Requirements:
What number of lines in the material contain the word "pskov"? Give that number alone.

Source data
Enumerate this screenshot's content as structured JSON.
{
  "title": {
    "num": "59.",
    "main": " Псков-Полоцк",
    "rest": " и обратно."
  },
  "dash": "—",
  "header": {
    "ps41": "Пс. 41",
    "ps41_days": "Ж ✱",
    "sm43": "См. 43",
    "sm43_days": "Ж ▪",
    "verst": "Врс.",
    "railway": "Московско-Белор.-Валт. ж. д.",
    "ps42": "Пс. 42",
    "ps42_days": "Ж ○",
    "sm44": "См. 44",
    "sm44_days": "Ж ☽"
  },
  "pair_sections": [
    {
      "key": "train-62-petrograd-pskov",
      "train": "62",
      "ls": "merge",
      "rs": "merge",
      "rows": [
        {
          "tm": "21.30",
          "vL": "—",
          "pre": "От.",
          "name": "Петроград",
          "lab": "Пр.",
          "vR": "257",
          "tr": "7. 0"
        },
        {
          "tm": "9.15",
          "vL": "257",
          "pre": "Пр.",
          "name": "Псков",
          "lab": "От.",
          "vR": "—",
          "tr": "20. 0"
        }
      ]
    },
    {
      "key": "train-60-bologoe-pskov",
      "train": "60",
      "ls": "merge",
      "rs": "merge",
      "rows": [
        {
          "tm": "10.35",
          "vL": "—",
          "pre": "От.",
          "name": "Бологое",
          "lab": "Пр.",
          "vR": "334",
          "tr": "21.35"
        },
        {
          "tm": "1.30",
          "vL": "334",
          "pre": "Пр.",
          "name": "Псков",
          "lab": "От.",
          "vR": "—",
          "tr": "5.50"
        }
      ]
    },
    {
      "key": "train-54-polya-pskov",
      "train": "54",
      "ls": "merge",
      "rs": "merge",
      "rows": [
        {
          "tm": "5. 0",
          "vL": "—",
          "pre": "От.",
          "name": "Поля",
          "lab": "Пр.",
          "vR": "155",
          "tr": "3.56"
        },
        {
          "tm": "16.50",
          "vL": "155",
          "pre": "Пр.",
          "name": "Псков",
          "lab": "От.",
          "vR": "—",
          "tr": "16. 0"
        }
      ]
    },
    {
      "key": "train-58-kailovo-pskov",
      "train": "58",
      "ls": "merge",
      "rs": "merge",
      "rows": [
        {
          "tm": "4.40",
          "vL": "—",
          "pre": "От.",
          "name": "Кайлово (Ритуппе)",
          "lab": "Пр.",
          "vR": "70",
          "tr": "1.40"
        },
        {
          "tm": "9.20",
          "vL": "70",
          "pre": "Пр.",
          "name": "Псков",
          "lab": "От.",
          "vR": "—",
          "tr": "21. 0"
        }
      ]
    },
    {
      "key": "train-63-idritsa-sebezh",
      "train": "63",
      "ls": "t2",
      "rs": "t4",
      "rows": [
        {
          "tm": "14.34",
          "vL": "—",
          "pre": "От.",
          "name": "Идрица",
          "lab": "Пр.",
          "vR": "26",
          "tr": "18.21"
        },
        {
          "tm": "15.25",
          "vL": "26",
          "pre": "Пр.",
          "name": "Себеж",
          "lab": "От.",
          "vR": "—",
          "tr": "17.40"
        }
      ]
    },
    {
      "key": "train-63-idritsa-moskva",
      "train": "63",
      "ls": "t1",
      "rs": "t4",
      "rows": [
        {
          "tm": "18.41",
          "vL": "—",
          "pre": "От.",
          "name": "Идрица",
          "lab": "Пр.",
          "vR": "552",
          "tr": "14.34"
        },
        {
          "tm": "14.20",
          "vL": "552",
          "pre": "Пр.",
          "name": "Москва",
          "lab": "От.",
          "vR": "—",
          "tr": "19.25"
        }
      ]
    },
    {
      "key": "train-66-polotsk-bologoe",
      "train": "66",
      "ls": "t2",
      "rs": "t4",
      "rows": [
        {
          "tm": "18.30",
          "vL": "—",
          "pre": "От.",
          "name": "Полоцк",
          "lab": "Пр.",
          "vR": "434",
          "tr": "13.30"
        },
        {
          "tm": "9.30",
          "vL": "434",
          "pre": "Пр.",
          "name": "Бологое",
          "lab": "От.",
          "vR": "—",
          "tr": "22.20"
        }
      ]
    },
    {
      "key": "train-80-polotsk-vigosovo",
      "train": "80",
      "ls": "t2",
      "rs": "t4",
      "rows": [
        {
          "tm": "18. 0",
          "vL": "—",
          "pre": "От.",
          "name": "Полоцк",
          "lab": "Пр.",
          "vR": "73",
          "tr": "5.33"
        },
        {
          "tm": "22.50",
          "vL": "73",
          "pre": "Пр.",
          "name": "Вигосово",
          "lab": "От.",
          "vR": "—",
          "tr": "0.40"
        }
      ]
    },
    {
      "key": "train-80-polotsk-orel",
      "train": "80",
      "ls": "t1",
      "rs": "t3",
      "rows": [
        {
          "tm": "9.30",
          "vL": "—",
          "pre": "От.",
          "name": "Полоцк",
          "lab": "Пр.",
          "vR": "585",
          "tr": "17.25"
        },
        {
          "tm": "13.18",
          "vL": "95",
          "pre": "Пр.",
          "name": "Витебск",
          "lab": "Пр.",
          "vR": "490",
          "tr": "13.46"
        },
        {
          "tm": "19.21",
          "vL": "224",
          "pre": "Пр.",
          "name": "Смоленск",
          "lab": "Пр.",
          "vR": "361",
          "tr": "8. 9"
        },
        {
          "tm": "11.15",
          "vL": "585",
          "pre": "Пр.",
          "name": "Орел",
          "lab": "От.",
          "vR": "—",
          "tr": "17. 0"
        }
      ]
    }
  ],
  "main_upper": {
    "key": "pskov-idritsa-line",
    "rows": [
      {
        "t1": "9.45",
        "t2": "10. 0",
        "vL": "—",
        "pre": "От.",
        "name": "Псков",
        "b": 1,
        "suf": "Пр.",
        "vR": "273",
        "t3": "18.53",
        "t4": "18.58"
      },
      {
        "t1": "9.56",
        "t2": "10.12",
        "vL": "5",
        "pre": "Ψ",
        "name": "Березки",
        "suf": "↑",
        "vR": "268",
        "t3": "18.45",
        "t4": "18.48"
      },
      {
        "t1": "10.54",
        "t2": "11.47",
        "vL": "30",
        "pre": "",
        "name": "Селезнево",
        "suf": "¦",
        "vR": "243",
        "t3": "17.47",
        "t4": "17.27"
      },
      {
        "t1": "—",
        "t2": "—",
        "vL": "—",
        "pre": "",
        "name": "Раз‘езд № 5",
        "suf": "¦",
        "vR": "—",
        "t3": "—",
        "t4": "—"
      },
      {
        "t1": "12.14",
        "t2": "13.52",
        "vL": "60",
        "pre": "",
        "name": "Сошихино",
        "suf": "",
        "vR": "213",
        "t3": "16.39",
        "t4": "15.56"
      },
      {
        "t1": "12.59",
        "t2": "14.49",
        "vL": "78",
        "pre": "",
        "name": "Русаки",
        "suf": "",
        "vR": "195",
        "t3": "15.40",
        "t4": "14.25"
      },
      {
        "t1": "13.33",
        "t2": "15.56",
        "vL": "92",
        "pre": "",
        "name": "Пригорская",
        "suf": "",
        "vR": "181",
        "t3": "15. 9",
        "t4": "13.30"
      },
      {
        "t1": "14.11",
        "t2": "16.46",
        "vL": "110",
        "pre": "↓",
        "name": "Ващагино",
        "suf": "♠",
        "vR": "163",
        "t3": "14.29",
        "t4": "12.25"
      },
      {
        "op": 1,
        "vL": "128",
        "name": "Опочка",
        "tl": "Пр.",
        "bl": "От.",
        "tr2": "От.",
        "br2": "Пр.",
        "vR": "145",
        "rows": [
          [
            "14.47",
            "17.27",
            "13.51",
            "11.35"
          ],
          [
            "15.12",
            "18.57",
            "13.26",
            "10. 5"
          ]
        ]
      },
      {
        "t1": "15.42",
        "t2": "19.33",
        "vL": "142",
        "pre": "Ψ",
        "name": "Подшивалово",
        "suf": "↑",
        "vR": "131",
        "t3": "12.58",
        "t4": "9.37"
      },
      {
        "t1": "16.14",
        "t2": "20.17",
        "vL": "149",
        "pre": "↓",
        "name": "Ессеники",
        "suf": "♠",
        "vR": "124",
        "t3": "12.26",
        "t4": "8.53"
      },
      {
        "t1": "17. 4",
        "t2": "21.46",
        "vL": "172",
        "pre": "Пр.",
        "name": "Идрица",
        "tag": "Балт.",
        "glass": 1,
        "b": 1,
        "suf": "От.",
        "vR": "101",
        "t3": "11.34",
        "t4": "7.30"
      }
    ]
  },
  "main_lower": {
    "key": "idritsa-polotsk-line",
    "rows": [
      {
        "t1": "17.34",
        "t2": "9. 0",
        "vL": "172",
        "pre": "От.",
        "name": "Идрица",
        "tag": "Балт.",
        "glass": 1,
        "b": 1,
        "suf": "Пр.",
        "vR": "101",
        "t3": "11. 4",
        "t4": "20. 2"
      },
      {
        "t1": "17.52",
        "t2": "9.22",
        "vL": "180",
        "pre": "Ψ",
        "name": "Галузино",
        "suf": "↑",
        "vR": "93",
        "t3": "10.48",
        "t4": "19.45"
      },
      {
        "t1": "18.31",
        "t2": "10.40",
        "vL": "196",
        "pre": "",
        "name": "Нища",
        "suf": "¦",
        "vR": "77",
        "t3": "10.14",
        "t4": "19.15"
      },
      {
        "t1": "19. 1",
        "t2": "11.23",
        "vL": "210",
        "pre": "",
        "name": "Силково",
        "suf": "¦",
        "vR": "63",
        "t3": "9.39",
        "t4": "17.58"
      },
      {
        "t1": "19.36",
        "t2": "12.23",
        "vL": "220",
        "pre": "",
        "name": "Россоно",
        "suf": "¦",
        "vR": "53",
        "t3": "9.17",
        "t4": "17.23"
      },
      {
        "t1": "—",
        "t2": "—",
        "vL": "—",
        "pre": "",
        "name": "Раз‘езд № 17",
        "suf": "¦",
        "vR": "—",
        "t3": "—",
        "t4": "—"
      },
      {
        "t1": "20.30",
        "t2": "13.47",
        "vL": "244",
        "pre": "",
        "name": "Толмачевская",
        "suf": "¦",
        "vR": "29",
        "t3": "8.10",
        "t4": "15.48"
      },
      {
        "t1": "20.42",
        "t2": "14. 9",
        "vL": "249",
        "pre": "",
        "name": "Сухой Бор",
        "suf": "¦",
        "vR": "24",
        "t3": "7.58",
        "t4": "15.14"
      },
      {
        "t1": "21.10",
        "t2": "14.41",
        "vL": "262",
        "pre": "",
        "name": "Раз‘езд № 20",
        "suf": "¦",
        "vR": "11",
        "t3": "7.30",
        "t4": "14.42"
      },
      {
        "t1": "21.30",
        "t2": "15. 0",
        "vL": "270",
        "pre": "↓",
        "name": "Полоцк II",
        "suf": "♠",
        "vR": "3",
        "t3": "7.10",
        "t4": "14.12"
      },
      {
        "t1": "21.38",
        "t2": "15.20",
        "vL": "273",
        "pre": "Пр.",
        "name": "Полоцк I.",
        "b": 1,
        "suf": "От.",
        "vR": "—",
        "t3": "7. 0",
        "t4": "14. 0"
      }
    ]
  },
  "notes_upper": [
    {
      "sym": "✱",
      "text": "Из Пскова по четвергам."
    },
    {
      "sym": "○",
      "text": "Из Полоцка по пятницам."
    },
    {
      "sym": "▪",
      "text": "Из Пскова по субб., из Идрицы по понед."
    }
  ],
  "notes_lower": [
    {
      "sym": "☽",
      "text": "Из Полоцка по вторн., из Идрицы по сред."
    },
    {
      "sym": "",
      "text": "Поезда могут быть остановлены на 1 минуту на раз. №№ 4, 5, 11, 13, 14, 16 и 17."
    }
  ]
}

Finished answer:
5